■ INFORMATION SUPPLIED
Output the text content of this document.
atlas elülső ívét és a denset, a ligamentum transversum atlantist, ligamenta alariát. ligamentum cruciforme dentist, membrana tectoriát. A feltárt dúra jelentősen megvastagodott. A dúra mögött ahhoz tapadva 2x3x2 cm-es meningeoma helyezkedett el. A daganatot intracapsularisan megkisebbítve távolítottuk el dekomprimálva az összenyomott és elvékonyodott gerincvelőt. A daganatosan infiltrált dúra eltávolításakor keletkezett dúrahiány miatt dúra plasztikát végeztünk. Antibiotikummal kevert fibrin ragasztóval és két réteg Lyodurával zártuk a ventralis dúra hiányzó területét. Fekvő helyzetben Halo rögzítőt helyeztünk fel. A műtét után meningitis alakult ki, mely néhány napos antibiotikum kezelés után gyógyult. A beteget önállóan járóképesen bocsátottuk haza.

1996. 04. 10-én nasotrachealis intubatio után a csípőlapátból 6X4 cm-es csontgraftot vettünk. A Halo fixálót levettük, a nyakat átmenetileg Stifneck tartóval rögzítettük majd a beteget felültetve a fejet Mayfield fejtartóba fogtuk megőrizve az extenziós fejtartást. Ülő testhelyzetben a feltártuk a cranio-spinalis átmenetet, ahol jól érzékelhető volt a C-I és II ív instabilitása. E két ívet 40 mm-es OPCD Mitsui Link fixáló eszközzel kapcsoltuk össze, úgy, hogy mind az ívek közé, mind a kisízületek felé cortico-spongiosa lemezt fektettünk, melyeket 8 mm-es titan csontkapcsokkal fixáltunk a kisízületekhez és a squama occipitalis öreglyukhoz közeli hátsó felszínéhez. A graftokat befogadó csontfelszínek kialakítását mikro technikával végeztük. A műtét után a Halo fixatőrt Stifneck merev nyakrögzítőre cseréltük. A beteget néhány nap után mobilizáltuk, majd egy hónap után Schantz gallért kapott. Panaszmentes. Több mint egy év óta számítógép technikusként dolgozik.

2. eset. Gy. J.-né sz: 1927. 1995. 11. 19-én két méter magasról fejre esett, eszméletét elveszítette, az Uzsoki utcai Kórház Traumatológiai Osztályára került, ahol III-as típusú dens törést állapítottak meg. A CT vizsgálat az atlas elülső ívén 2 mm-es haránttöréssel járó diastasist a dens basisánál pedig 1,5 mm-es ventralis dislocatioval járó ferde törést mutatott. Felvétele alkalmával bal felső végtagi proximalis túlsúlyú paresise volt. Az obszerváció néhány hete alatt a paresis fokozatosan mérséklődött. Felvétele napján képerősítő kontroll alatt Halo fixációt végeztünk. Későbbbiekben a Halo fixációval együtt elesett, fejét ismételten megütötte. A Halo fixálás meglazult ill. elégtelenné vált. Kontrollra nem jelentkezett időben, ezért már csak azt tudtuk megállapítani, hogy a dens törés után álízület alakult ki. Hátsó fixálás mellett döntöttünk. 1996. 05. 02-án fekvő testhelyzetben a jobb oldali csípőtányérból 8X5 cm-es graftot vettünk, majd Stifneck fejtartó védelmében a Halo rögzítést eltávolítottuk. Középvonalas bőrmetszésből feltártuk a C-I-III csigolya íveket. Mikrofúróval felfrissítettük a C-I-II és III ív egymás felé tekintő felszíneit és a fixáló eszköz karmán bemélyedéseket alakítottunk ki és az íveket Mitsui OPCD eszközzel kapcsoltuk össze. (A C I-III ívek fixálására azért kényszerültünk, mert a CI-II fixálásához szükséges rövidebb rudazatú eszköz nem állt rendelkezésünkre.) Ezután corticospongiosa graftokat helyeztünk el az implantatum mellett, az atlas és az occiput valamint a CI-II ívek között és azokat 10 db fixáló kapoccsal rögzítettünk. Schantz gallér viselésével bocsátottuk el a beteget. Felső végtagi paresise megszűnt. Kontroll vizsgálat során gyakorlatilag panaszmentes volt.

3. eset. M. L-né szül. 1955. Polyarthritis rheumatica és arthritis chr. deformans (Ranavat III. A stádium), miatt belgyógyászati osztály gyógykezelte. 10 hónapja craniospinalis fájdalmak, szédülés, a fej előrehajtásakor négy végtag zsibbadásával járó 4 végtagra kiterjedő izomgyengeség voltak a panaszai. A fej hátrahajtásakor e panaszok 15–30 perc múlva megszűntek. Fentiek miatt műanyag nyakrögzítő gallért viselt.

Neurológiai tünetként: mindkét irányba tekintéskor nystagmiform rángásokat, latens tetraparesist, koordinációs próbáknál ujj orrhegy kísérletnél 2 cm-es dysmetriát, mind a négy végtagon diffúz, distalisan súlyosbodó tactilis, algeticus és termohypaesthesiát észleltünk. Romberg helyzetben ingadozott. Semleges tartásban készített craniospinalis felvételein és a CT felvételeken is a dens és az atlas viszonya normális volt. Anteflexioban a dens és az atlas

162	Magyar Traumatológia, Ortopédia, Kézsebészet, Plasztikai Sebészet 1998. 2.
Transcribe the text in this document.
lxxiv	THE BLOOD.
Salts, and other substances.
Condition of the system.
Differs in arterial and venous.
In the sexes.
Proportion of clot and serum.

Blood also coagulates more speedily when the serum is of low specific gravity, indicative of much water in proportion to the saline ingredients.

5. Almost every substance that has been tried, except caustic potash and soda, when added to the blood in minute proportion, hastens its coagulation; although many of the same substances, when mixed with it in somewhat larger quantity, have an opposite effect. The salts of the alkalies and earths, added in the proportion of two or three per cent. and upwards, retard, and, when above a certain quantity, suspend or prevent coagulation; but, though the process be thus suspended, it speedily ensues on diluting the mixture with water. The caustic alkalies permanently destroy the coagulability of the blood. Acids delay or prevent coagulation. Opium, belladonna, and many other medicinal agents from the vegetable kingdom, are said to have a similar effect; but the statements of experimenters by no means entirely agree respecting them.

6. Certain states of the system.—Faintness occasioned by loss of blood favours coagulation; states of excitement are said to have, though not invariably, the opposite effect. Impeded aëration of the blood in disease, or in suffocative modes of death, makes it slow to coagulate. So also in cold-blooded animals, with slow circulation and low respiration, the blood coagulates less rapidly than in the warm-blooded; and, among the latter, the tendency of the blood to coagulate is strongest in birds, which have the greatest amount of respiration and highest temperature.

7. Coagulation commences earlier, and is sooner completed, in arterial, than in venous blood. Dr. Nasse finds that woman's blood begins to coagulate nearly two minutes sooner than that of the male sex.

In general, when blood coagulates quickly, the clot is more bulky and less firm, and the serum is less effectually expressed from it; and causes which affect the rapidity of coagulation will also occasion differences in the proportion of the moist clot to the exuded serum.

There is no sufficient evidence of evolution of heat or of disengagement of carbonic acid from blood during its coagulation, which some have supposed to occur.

■ THE TASK
Word for word, extract all the records.

■ SOLUTION FOR THIS TASK
Output the text content of this document.
atlas elülső ívét és a denset, a ligamentum transversum atlantist, ligamenta alariát. ligamentum cruciforme dentist, membrana tectoriát. A feltárt dúra jelentősen megvastagodott. A dúra mögött ahhoz tapadva 2x3x2 cm-es meningeoma helyezkedett el. A daganatot intracapsularisan megkisebbítve távolítottuk el dekomprimálva az összenyomott és elvékonyodott gerincvelőt. A daganatosan infiltrált dúra eltávolításakor keletkezett dúrahiány miatt dúra plasztikát végeztünk. Antibiotikummal kevert fibrin ragasztóval és két réteg Lyodurával zártuk a ventralis dúra hiányzó területét. Fekvő helyzetben Halo rögzítőt helyeztünk fel. A műtét után meningitis alakult ki, mely néhány napos antibiotikum kezelés után gyógyult. A beteget önállóan járóképesen bocsátottuk haza.

1996. 04. 10-én nasotrachealis intubatio után a csípőlapátból 6X4 cm-es csontgraftot vettünk. A Halo fixálót levettük, a nyakat átmenetileg Stifneck tartóval rögzítettük majd a beteget felültetve a fejet Mayfield fejtartóba fogtuk megőrizve az extenziós fejtartást. Ülő testhelyzetben a feltártuk a cranio-spinalis átmenetet, ahol jól érzékelhető volt a C-I és II ív instabilitása. E két ívet 40 mm-es OPCD Mitsui Link fixáló eszközzel kapcsoltuk össze, úgy, hogy mind az ívek közé, mind a kisízületek felé cortico-spongiosa lemezt fektettünk, melyeket 8 mm-es titan csontkapcsokkal fixáltunk a kisízületekhez és a squama occipitalis öreglyukhoz közeli hátsó felszínéhez. A graftokat befogadó csontfelszínek kialakítását mikro technikával végeztük. A műtét után a Halo fixatőrt Stifneck merev nyakrögzítőre cseréltük. A beteget néhány nap után mobilizáltuk, majd egy hónap után Schantz gallért kapott. Panaszmentes. Több mint egy év óta számítógép technikusként dolgozik.

2. eset. Gy. J.-né sz: 1927. 1995. 11. 19-én két méter magasról fejre esett, eszméletét elveszítette, az Uzsoki utcai Kórház Traumatológiai Osztályára került, ahol III-as típusú dens törést állapítottak meg. A CT vizsgálat az atlas elülső ívén 2 mm-es haránttöréssel járó diastasist a dens basisánál pedig 1,5 mm-es ventralis dislocatioval járó ferde törést mutatott. Felvétele alkalmával bal felső végtagi proximalis túlsúlyú paresise volt. Az obszerváció néhány hete alatt a paresis fokozatosan mérséklődött. Felvétele napján képerősítő kontroll alatt Halo fixációt végeztünk. Későbbbiekben a Halo fixációval együtt elesett, fejét ismételten megütötte. A Halo fixálás meglazult ill. elégtelenné vált. Kontrollra nem jelentkezett időben, ezért már csak azt tudtuk megállapítani, hogy a dens törés után álízület alakult ki. Hátsó fixálás mellett döntöttünk. 1996. 05. 02-án fekvő testhelyzetben a jobb oldali csípőtányérból 8X5 cm-es graftot vettünk, majd Stifneck fejtartó védelmében a Halo rögzítést eltávolítottuk. Középvonalas bőrmetszésből feltártuk a C-I-III csigolya íveket. Mikrofúróval felfrissítettük a C-I-II és III ív egymás felé tekintő felszíneit és a fixáló eszköz karmán bemélyedéseket alakítottunk ki és az íveket Mitsui OPCD eszközzel kapcsoltuk össze. (A C I-III ívek fixálására azért kényszerültünk, mert a CI-II fixálásához szükséges rövidebb rudazatú eszköz nem állt rendelkezésünkre.) Ezután corticospongiosa graftokat helyeztünk el az implantatum mellett, az atlas és az occiput valamint a CI-II ívek között és azokat 10 db fixáló kapoccsal rögzítettünk. Schantz gallér viselésével bocsátottuk el a beteget. Felső végtagi paresise megszűnt. Kontroll vizsgálat során gyakorlatilag panaszmentes volt.

3. eset. M. L-né szül. 1955. Polyarthritis rheumatica és arthritis chr. deformans (Ranavat III. A stádium), miatt belgyógyászati osztály gyógykezelte. 10 hónapja craniospinalis fájdalmak, szédülés, a fej előrehajtásakor négy végtag zsibbadásával járó 4 végtagra kiterjedő izomgyengeség voltak a panaszai. A fej hátrahajtásakor e panaszok 15–30 perc múlva megszűntek. Fentiek miatt műanyag nyakrögzítő gallért viselt.

Neurológiai tünetként: mindkét irányba tekintéskor nystagmiform rángásokat, latens tetraparesist, koordinációs próbáknál ujj orrhegy kísérletnél 2 cm-es dysmetriát, mind a négy végtagon diffúz, distalisan súlyosbodó tactilis, algeticus és termohypaesthesiát észleltünk. Romberg helyzetben ingadozott. Semleges tartásban készített craniospinalis felvételein és a CT felvételeken is a dens és az atlas viszonya normális volt. Anteflexioban a dens és az atlas

162	Magyar Traumatológia, Ortopédia, Kézsebészet, Plasztikai Sebészet 1998. 2.
Transcribe the text in this document.
lxxiv	THE BLOOD.
Salts, and other substances.
Condition of the system.
Differs in arterial and venous.
In the sexes.
Proportion of clot and serum.

Blood also coagulates more speedily when the serum is of low specific gravity, indicative of much water in proportion to the saline ingredients.

5. Almost every substance that has been tried, except caustic potash and soda, when added to the blood in minute proportion, hastens its coagulation; although many of the same substances, when mixed with it in somewhat larger quantity, have an opposite effect. The salts of the alkalies and earths, added in the proportion of two or three per cent. and upwards, retard, and, when above a certain quantity, suspend or prevent coagulation; but, though the process be thus suspended, it speedily ensues on diluting the mixture with water. The caustic alkalies permanently destroy the coagulability of the blood. Acids delay or prevent coagulation. Opium, belladonna, and many other medicinal agents from the vegetable kingdom, are said to have a similar effect; but the statements of experimenters by no means entirely agree respecting them.

6. Certain states of the system.—Faintness occasioned by loss of blood favours coagulation; states of excitement are said to have, though not invariably, the opposite effect. Impeded aëration of the blood in disease, or in suffocative modes of death, makes it slow to coagulate. So also in cold-blooded animals, with slow circulation and low respiration, the blood coagulates less rapidly than in the warm-blooded; and, among the latter, the tendency of the blood to coagulate is strongest in birds, which have the greatest amount of respiration and highest temperature.

7. Coagulation commences earlier, and is sooner completed, in arterial, than in venous blood. Dr. Nasse finds that woman's blood begins to coagulate nearly two minutes sooner than that of the male sex.

In general, when blood coagulates quickly, the clot is more bulky and less firm, and the serum is less effectually expressed from it; and causes which affect the rapidity of coagulation will also occasion differences in the proportion of the moist clot to the exuded serum.

There is no sufficient evidence of evolution of heat or of disengagement of carbonic acid from blood during its coagulation, which some have supposed to occur.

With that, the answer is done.